(WHAT THE TASK ASKS) The records below must be retyped exactly.

(MATERIAL)
───
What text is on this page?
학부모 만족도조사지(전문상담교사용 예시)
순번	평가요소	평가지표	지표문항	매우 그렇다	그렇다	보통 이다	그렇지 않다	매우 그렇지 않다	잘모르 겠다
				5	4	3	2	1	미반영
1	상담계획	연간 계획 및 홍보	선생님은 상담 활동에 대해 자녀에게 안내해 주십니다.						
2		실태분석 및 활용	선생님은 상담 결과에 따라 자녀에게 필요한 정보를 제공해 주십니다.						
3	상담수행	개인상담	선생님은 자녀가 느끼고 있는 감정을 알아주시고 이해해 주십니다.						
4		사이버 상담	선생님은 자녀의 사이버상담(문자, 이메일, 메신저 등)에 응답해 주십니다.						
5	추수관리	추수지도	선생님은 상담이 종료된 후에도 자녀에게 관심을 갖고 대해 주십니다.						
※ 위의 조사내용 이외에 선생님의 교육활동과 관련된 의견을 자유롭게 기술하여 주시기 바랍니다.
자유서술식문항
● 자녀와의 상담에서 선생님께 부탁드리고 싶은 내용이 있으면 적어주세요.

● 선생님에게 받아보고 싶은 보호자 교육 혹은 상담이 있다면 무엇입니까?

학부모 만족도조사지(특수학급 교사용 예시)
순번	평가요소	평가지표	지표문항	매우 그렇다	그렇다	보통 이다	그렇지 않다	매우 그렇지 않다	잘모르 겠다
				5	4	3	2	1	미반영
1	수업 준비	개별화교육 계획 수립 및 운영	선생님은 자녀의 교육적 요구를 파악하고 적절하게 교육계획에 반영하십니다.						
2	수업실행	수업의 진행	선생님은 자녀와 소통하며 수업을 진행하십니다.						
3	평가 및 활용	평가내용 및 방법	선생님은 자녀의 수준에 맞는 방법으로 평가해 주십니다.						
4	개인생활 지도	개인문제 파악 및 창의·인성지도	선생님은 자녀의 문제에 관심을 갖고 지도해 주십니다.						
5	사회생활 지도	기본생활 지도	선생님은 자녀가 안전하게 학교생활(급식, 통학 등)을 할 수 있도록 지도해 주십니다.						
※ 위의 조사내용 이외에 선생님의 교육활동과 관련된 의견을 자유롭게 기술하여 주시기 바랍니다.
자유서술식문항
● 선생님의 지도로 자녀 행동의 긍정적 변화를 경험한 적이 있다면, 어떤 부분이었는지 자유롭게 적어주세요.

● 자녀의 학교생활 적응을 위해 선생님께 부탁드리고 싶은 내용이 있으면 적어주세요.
───
(RESULT OF THIS TASK)
What text is on this page?
학부모 만족도조사지(전문상담교사용 예시)
순번	평가요소	평가지표	지표문항	매우 그렇다	그렇다	보통 이다	그렇지 않다	매우 그렇지 않다	잘모르 겠다
				5	4	3	2	1	미반영
1	상담계획	연간 계획 및 홍보	선생님은 상담 활동에 대해 자녀에게 안내해 주십니다.						
2		실태분석 및 활용	선생님은 상담 결과에 따라 자녀에게 필요한 정보를 제공해 주십니다.						
3	상담수행	개인상담	선생님은 자녀가 느끼고 있는 감정을 알아주시고 이해해 주십니다.						
4		사이버 상담	선생님은 자녀의 사이버상담(문자, 이메일, 메신저 등)에 응답해 주십니다.						
5	추수관리	추수지도	선생님은 상담이 종료된 후에도 자녀에게 관심을 갖고 대해 주십니다.						
※ 위의 조사내용 이외에 선생님의 교육활동과 관련된 의견을 자유롭게 기술하여 주시기 바랍니다.
자유서술식문항
● 자녀와의 상담에서 선생님께 부탁드리고 싶은 내용이 있으면 적어주세요.

● 선생님에게 받아보고 싶은 보호자 교육 혹은 상담이 있다면 무엇입니까?

학부모 만족도조사지(특수학급 교사용 예시)
순번	평가요소	평가지표	지표문항	매우 그렇다	그렇다	보통 이다	그렇지 않다	매우 그렇지 않다	잘모르 겠다
				5	4	3	2	1	미반영
1	수업 준비	개별화교육 계획 수립 및 운영	선생님은 자녀의 교육적 요구를 파악하고 적절하게 교육계획에 반영하십니다.						
2	수업실행	수업의 진행	선생님은 자녀와 소통하며 수업을 진행하십니다.						
3	평가 및 활용	평가내용 및 방법	선생님은 자녀의 수준에 맞는 방법으로 평가해 주십니다.						
4	개인생활 지도	개인문제 파악 및 창의·인성지도	선생님은 자녀의 문제에 관심을 갖고 지도해 주십니다.						
5	사회생활 지도	기본생활 지도	선생님은 자녀가 안전하게 학교생활(급식, 통학 등)을 할 수 있도록 지도해 주십니다.						
※ 위의 조사내용 이외에 선생님의 교육활동과 관련된 의견을 자유롭게 기술하여 주시기 바랍니다.
자유서술식문항
● 선생님의 지도로 자녀 행동의 긍정적 변화를 경험한 적이 있다면, 어떤 부분이었는지 자유롭게 적어주세요.

● 자녀의 학교생활 적응을 위해 선생님께 부탁드리고 싶은 내용이 있으면 적어주세요.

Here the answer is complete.